Given request: All the data should be repeated exactly. Any image in it is left out.

Rows:

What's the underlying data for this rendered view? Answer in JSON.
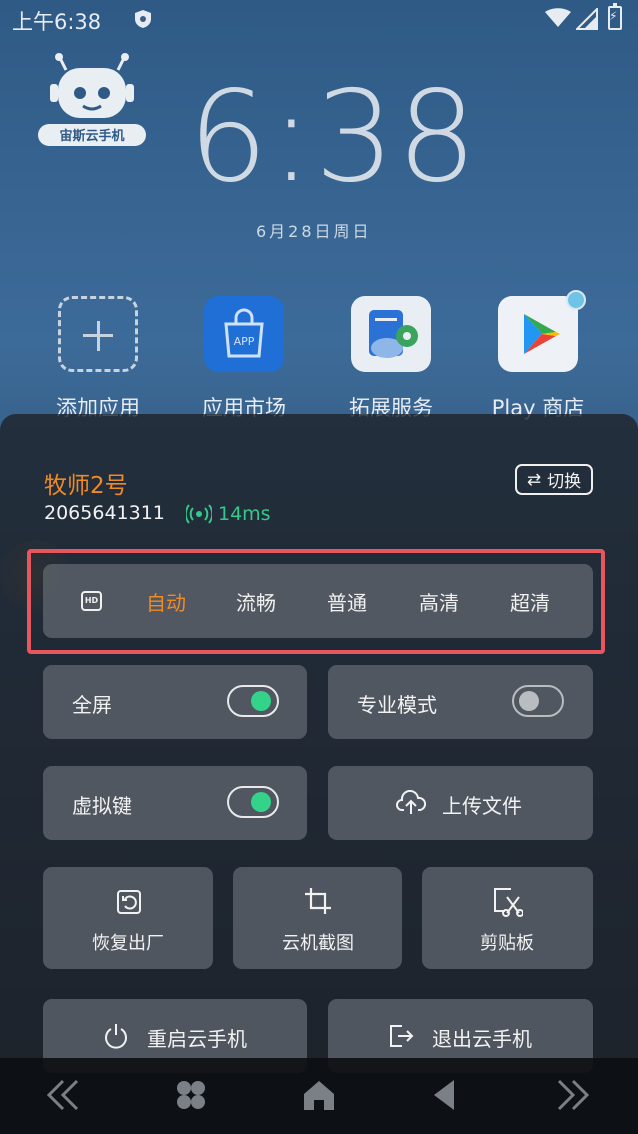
{
  "status_bar": {
    "time": "上午6:38"
  },
  "logo_text": "宙斯云手机",
  "clock": {
    "time": "6:38",
    "date": "6月28日周日"
  },
  "apps": [
    {
      "label": "添加应用",
      "icon": "add-dashed-icon"
    },
    {
      "label": "应用市场",
      "icon": "app-store-icon",
      "badge": "APP"
    },
    {
      "label": "拓展服务",
      "icon": "extension-service-icon"
    },
    {
      "label": "Play 商店",
      "icon": "play-store-icon"
    }
  ],
  "panel": {
    "device_name": "牧师2号",
    "device_id": "2065641311",
    "latency": "14ms",
    "switch_label": "切换",
    "quality": {
      "hd_icon": "HD",
      "options": [
        "自动",
        "流畅",
        "普通",
        "高清",
        "超清"
      ],
      "selected": "自动"
    },
    "toggles": {
      "fullscreen": {
        "label": "全屏",
        "on": true
      },
      "pro_mode": {
        "label": "专业模式",
        "on": false
      },
      "virtual_keys": {
        "label": "虚拟键",
        "on": true
      }
    },
    "upload_label": "上传文件",
    "actions": [
      {
        "label": "恢复出厂",
        "icon": "restore-icon"
      },
      {
        "label": "云机截图",
        "icon": "crop-icon"
      },
      {
        "label": "剪贴板",
        "icon": "clipboard-icon"
      }
    ],
    "restart_label": "重启云手机",
    "exit_label": "退出云手机"
  },
  "colors": {
    "accent": "#f08a24",
    "toggle_on": "#33d38a",
    "highlight": "#e8565d",
    "ping": "#34c88a"
  }
}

Response to this task:
What's the underlying data for this rendered view? Answer in JSON.
{
  "status_bar": {
    "time": "上午6:38"
  },
  "logo_text": "宙斯云手机",
  "clock": {
    "time": "6:38",
    "date": "6月28日周日"
  },
  "apps": [
    {
      "label": "添加应用",
      "icon": "add-dashed-icon"
    },
    {
      "label": "应用市场",
      "icon": "app-store-icon",
      "badge": "APP"
    },
    {
      "label": "拓展服务",
      "icon": "extension-service-icon"
    },
    {
      "label": "Play 商店",
      "icon": "play-store-icon"
    }
  ],
  "panel": {
    "device_name": "牧师2号",
    "device_id": "2065641311",
    "latency": "14ms",
    "switch_label": "切换",
    "quality": {
      "hd_icon": "HD",
      "options": [
        "自动",
        "流畅",
        "普通",
        "高清",
        "超清"
      ],
      "selected": "自动"
    },
    "toggles": {
      "fullscreen": {
        "label": "全屏",
        "on": true
      },
      "pro_mode": {
        "label": "专业模式",
        "on": false
      },
      "virtual_keys": {
        "label": "虚拟键",
        "on": true
      }
    },
    "upload_label": "上传文件",
    "actions": [
      {
        "label": "恢复出厂",
        "icon": "restore-icon"
      },
      {
        "label": "云机截图",
        "icon": "crop-icon"
      },
      {
        "label": "剪贴板",
        "icon": "clipboard-icon"
      }
    ],
    "restart_label": "重启云手机",
    "exit_label": "退出云手机"
  },
  "colors": {
    "accent": "#f08a24",
    "toggle_on": "#33d38a",
    "highlight": "#e8565d",
    "ping": "#34c88a"
  }
}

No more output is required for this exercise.